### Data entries
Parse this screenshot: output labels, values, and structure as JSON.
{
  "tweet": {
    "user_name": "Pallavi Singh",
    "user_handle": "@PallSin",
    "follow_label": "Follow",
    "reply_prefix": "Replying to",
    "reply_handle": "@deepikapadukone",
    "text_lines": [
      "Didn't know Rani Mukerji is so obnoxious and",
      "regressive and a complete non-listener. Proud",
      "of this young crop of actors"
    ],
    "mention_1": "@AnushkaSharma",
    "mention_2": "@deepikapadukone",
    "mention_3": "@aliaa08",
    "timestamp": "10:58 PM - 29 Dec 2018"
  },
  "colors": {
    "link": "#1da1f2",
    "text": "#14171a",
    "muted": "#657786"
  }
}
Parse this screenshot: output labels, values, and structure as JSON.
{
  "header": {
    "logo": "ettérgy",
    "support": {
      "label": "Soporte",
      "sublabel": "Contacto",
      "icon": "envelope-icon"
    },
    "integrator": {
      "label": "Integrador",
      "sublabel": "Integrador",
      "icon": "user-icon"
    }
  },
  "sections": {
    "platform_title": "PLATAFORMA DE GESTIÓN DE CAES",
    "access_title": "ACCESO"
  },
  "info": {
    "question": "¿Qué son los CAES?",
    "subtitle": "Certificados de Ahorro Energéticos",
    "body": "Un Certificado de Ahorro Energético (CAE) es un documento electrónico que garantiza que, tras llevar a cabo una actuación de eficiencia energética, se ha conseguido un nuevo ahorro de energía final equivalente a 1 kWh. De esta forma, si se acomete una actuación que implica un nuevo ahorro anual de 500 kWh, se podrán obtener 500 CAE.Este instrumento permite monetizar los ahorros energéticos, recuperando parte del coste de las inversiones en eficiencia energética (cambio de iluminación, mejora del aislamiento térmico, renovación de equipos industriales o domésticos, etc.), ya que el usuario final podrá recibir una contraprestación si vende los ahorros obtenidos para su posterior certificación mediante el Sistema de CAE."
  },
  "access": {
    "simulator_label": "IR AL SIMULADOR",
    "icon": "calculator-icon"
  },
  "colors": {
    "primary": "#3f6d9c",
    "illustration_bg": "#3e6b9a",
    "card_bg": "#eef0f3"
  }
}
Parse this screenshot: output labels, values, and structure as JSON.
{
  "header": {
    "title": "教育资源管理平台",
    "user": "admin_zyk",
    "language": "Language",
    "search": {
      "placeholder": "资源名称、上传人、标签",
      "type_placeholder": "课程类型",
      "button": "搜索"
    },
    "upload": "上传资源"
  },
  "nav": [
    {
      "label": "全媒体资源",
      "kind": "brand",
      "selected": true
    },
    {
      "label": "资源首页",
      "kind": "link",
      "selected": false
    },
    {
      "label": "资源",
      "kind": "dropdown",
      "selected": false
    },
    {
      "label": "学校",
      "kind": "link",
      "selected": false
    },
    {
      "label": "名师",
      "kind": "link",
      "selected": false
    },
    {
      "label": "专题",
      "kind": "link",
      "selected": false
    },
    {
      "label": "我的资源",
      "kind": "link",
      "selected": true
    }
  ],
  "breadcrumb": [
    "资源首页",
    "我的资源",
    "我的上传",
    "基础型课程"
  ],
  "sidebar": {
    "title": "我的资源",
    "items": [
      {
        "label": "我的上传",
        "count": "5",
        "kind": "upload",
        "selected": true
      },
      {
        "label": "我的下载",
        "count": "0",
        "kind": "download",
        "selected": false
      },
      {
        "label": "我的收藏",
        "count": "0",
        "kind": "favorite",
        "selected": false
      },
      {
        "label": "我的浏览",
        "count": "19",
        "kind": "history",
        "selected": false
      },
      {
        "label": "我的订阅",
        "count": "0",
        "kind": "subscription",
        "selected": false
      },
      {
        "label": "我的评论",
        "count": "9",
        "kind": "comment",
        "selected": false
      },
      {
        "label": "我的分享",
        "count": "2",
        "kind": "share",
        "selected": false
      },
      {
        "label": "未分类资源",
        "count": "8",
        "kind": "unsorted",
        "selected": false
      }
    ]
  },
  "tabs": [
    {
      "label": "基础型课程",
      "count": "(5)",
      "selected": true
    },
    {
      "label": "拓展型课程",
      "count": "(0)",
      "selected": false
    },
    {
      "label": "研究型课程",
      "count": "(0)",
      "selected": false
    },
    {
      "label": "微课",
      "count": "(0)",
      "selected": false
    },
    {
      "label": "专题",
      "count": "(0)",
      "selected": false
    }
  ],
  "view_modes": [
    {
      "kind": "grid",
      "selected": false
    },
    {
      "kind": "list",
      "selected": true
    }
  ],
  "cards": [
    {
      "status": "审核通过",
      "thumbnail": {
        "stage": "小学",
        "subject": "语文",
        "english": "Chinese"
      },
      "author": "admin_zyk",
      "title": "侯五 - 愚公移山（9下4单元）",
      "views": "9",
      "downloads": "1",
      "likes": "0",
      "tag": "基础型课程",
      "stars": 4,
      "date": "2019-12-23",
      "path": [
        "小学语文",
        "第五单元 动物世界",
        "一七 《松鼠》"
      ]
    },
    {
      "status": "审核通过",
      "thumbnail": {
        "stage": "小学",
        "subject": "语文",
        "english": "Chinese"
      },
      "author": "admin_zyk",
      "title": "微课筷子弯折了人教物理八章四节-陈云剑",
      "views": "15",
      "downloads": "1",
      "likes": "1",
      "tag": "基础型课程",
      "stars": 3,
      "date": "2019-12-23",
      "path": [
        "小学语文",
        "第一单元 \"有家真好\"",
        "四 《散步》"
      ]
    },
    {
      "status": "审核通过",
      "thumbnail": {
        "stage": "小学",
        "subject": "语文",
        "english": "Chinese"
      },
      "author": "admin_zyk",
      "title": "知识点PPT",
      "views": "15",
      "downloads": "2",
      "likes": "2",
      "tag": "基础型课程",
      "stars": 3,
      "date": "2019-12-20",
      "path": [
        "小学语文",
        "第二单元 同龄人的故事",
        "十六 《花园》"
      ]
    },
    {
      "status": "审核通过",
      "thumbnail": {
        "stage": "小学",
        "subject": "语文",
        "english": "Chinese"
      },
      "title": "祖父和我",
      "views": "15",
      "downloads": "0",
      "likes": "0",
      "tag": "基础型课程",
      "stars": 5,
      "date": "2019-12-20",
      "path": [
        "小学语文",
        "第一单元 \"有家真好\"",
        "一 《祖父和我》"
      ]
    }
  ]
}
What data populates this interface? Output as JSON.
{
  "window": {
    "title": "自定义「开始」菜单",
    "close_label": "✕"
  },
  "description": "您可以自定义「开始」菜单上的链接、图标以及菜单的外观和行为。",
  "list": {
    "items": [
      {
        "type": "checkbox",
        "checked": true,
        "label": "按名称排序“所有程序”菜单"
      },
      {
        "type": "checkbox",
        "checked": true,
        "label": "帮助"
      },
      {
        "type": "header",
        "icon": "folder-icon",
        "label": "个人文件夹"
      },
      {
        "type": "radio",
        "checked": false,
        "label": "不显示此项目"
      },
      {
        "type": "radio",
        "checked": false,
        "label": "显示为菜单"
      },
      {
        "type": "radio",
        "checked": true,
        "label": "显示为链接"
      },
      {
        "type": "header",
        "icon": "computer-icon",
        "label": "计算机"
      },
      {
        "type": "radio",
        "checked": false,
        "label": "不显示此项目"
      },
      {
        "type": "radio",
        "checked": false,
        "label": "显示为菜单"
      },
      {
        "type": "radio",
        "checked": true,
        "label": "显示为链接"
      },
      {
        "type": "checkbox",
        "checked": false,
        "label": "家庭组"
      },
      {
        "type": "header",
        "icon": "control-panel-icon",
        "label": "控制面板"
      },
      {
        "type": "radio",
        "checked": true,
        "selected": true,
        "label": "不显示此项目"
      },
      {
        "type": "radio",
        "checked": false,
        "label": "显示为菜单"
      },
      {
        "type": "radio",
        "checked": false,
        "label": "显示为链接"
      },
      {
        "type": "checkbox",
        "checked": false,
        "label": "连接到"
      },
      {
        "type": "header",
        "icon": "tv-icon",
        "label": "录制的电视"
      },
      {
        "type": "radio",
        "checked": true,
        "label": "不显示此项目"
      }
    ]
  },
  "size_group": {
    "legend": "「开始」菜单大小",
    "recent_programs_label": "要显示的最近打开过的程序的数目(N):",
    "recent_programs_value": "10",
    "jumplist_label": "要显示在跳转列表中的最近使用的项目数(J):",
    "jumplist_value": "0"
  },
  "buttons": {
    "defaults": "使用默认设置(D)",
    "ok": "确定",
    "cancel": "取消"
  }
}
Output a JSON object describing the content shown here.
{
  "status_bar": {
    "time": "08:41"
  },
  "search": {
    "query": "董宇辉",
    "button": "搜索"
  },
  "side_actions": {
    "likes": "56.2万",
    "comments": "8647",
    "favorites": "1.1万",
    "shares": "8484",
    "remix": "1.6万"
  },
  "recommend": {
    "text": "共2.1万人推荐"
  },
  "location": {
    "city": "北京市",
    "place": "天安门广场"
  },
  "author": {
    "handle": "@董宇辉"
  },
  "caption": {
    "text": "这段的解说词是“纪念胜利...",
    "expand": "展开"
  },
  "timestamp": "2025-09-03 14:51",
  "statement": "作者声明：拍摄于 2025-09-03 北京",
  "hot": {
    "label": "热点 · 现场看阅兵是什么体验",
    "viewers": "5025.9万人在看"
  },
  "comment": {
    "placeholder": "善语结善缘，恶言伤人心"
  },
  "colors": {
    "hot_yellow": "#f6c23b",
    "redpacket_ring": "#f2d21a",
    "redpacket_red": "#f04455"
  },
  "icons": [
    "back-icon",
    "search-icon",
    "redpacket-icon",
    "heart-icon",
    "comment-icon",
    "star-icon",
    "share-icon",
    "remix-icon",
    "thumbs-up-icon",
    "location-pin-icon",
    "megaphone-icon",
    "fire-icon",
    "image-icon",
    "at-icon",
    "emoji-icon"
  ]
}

### Direction
Pick out and copy every line that contains the word "downloads".

### Solution
      "downloads": "1",
      "downloads": "1",
      "downloads": "2",
      "downloads": "0",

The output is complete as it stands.